>> START Provided data

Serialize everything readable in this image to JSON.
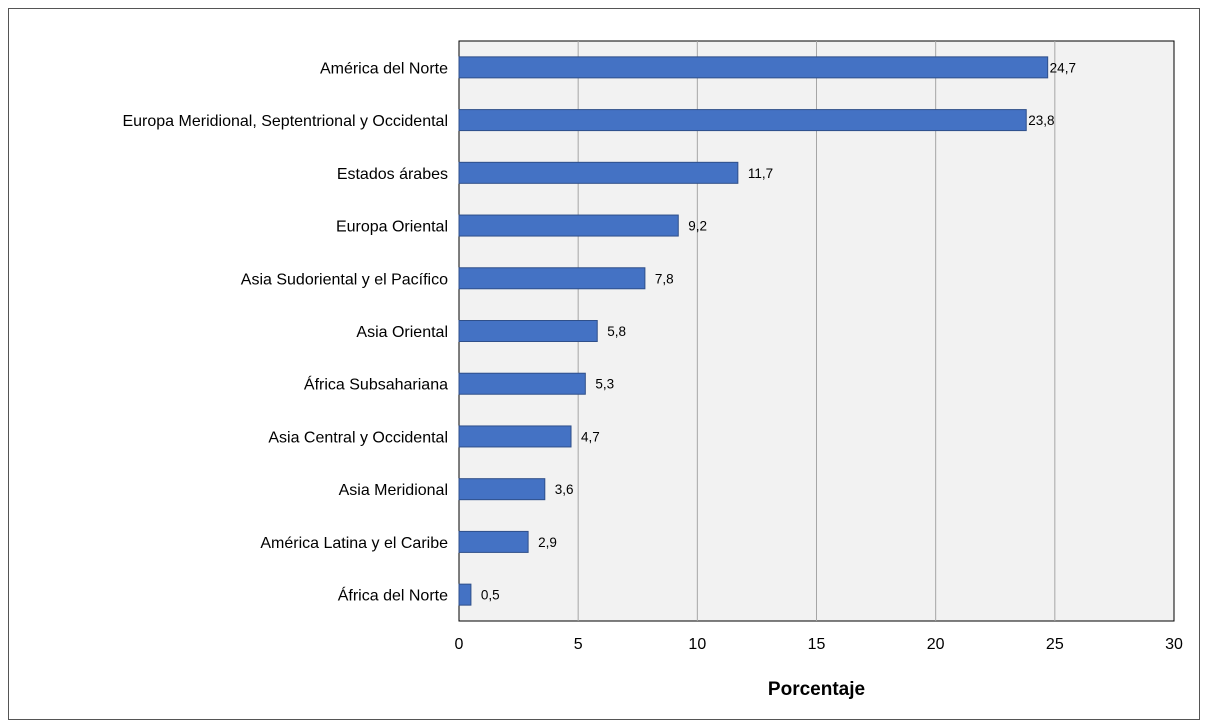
{
  "chart_data": {
    "type": "bar",
    "orientation": "horizontal",
    "categories": [
      "América del Norte",
      "Europa Meridional, Septentrional y Occidental",
      "Estados árabes",
      "Europa Oriental",
      "Asia Sudoriental y el Pacífico",
      "Asia Oriental",
      "África Subsahariana",
      "Asia Central y Occidental",
      "Asia Meridional",
      "América Latina y el Caribe",
      "África del Norte"
    ],
    "values": [
      24.7,
      23.8,
      11.7,
      9.2,
      7.8,
      5.8,
      5.3,
      4.7,
      3.6,
      2.9,
      0.5
    ],
    "value_labels": [
      "24,7",
      "23,8",
      "11,7",
      "9,2",
      "7,8",
      "5,8",
      "5,3",
      "4,7",
      "3,6",
      "2,9",
      "0,5"
    ],
    "title": "",
    "xlabel": "Porcentaje",
    "ylabel": "",
    "xlim": [
      0,
      30
    ],
    "xticks": [
      0,
      5,
      10,
      15,
      20,
      25,
      30
    ],
    "xtick_labels": [
      "0",
      "5",
      "10",
      "15",
      "20",
      "25",
      "30"
    ],
    "grid": "vertical",
    "legend": "none",
    "colors": {
      "bar_fill": "#4472c4",
      "bar_stroke": "#2f4f8a",
      "plot_background": "#f2f2f2",
      "gridline": "#a6a6a6",
      "axis": "#000000"
    }
  }
}
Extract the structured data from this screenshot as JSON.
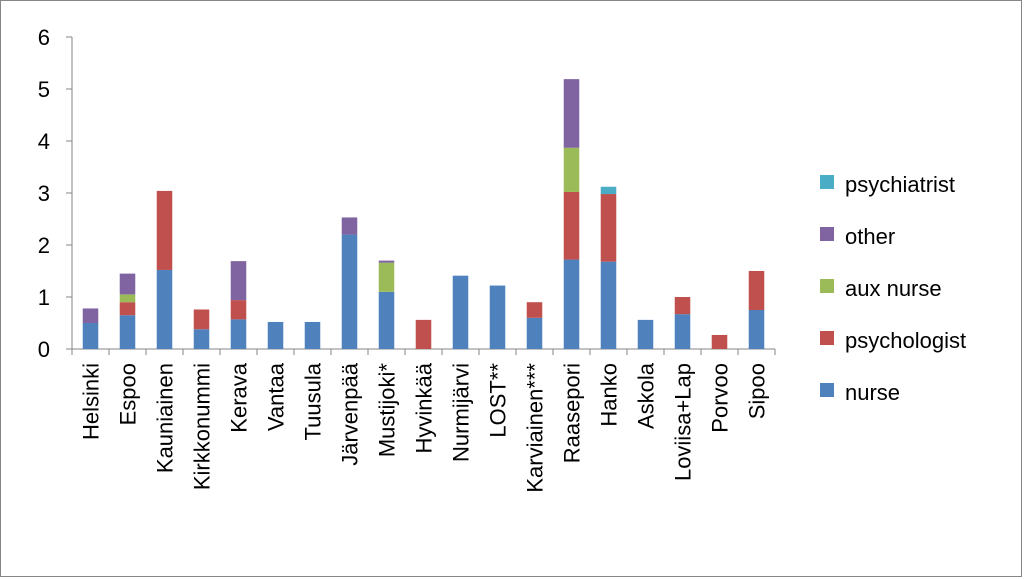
{
  "chart_data": {
    "type": "bar",
    "stacked": true,
    "categories": [
      "Helsinki",
      "Espoo",
      "Kauniainen",
      "Kirkkonummi",
      "Kerava",
      "Vantaa",
      "Tuusula",
      "Järvenpää",
      "Mustijoki*",
      "Hyvinkää",
      "Nurmijärvi",
      "LOST**",
      "Karviainen***",
      "Raasepori",
      "Hanko",
      "Askola",
      "Loviisa+Lap",
      "Porvoo",
      "Sipoo"
    ],
    "series": [
      {
        "name": "nurse",
        "color": "#4F81BD",
        "values": [
          0.5,
          0.65,
          1.52,
          0.38,
          0.57,
          0.52,
          0.52,
          2.2,
          1.1,
          0,
          1.41,
          1.22,
          0.6,
          1.72,
          1.68,
          0.56,
          0.67,
          0,
          0.75
        ]
      },
      {
        "name": "psychologist",
        "color": "#C0504D",
        "values": [
          0,
          0.25,
          1.52,
          0.38,
          0.37,
          0,
          0,
          0,
          0,
          0.56,
          0,
          0,
          0.3,
          1.3,
          1.3,
          0,
          0.33,
          0.27,
          0.75
        ]
      },
      {
        "name": "aux nurse",
        "color": "#9BBB59",
        "values": [
          0,
          0.15,
          0,
          0,
          0,
          0,
          0,
          0,
          0.56,
          0,
          0,
          0,
          0,
          0.85,
          0,
          0,
          0,
          0,
          0
        ]
      },
      {
        "name": "other",
        "color": "#8064A2",
        "values": [
          0.28,
          0.4,
          0,
          0,
          0.75,
          0,
          0,
          0.33,
          0.04,
          0,
          0,
          0,
          0,
          1.32,
          0,
          0,
          0,
          0,
          0
        ]
      },
      {
        "name": "psychiatrist",
        "color": "#4BACC6",
        "values": [
          0,
          0,
          0,
          0,
          0,
          0,
          0,
          0,
          0,
          0,
          0,
          0,
          0,
          0,
          0.14,
          0,
          0,
          0,
          0
        ]
      }
    ],
    "legend_order": [
      "psychiatrist",
      "other",
      "aux nurse",
      "psychologist",
      "nurse"
    ],
    "y_ticks": [
      "0",
      "1",
      "2",
      "3",
      "4",
      "5",
      "6"
    ],
    "ylim": [
      0,
      6
    ],
    "legend_position": "right",
    "grid": false
  }
}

>> END Provided data

Copy out all lines above that include the string "nurse".

▶ _Response for this exercise_:
        "name": "nurse",
        "name": "aux nurse",
      "aux nurse",
      "nurse"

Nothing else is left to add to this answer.